> [TASK DETAILS] Go through the data below line by line and count those containing the word "intervention". Reply with the count only.

> [DATASET ENTRIES]

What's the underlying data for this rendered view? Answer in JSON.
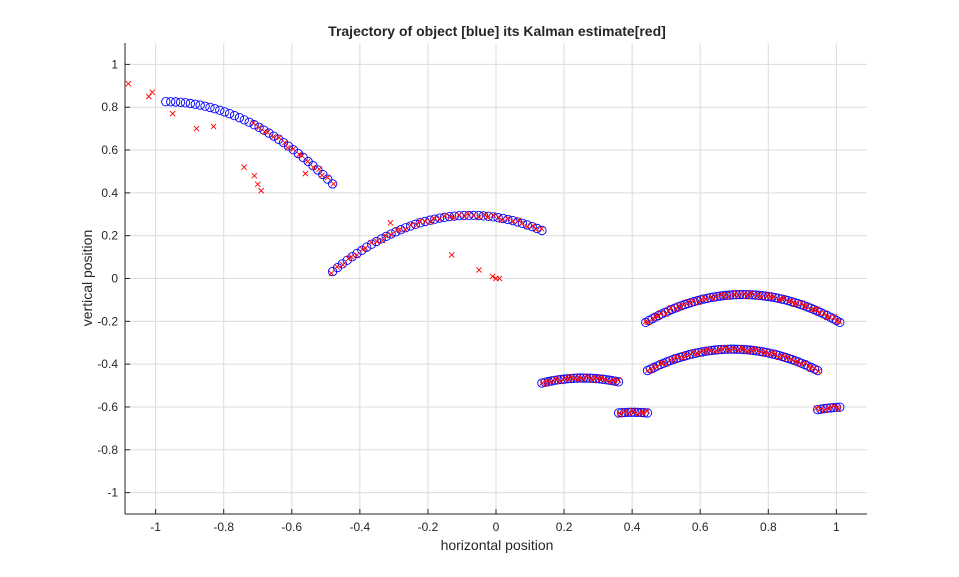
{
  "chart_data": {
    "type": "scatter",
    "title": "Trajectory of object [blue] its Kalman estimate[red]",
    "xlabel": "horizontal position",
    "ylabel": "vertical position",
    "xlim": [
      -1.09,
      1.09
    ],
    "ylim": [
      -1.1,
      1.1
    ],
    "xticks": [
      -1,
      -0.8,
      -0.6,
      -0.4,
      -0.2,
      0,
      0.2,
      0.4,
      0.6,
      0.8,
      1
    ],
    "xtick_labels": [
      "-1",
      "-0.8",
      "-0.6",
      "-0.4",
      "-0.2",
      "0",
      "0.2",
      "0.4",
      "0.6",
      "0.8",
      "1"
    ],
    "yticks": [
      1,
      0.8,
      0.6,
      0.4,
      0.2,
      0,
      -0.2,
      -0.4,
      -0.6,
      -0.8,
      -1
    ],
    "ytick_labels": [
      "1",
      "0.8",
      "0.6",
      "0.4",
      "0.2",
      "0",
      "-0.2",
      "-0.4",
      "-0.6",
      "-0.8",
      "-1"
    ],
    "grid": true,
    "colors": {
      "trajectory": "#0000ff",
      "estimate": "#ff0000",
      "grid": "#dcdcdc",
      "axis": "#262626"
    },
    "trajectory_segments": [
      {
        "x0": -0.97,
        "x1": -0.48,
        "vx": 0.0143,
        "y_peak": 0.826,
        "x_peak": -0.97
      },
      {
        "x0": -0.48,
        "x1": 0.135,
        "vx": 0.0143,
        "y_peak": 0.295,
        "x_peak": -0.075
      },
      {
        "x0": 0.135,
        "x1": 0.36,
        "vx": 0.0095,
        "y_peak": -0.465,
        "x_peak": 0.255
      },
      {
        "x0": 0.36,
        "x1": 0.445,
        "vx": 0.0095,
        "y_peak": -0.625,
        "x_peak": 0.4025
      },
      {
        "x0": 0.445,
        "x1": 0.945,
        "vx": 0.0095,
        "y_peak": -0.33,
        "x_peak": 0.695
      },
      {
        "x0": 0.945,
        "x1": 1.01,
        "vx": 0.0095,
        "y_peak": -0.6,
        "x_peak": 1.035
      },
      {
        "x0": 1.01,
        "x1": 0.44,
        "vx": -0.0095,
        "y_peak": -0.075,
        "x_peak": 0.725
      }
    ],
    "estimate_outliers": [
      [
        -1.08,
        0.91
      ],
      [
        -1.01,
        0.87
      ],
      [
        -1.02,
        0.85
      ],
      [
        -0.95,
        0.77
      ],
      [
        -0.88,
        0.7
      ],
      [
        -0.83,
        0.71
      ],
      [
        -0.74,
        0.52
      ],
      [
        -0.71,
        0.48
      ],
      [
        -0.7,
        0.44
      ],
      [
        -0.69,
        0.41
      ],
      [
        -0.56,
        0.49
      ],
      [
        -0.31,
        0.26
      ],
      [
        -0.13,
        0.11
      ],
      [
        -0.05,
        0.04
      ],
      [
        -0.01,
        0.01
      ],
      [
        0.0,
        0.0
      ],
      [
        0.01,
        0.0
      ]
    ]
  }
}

--

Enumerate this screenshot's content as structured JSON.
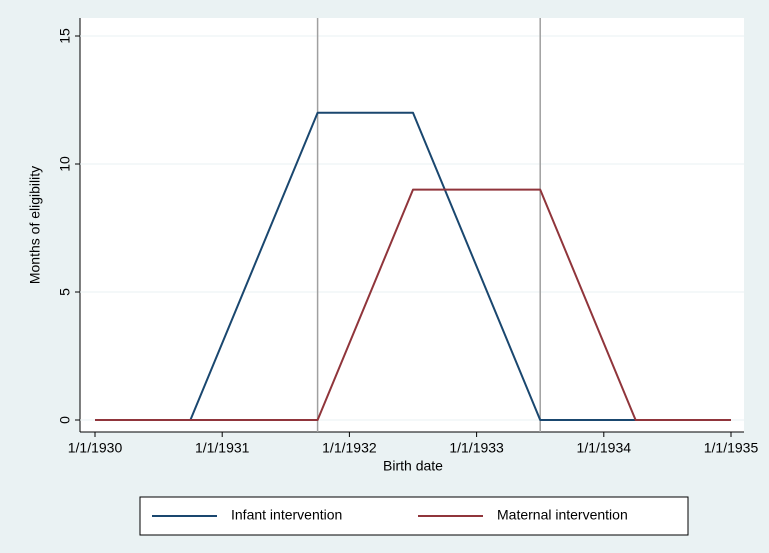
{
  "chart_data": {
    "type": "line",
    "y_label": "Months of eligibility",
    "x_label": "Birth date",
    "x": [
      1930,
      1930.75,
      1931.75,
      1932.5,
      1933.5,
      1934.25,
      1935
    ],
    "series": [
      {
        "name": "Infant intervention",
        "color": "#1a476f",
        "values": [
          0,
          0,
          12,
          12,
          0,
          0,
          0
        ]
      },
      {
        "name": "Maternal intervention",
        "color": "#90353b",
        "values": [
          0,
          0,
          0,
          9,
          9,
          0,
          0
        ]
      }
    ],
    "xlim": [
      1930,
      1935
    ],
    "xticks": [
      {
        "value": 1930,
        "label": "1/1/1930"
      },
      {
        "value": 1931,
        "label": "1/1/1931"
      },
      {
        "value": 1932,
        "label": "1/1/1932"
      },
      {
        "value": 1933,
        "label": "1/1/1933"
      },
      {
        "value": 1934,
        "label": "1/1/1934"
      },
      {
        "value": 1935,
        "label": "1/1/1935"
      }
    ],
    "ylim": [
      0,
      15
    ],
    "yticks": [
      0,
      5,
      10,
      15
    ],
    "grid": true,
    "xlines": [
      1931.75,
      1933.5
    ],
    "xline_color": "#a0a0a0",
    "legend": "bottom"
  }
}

> [SOLUTION FOR THIS PROBLEM] 2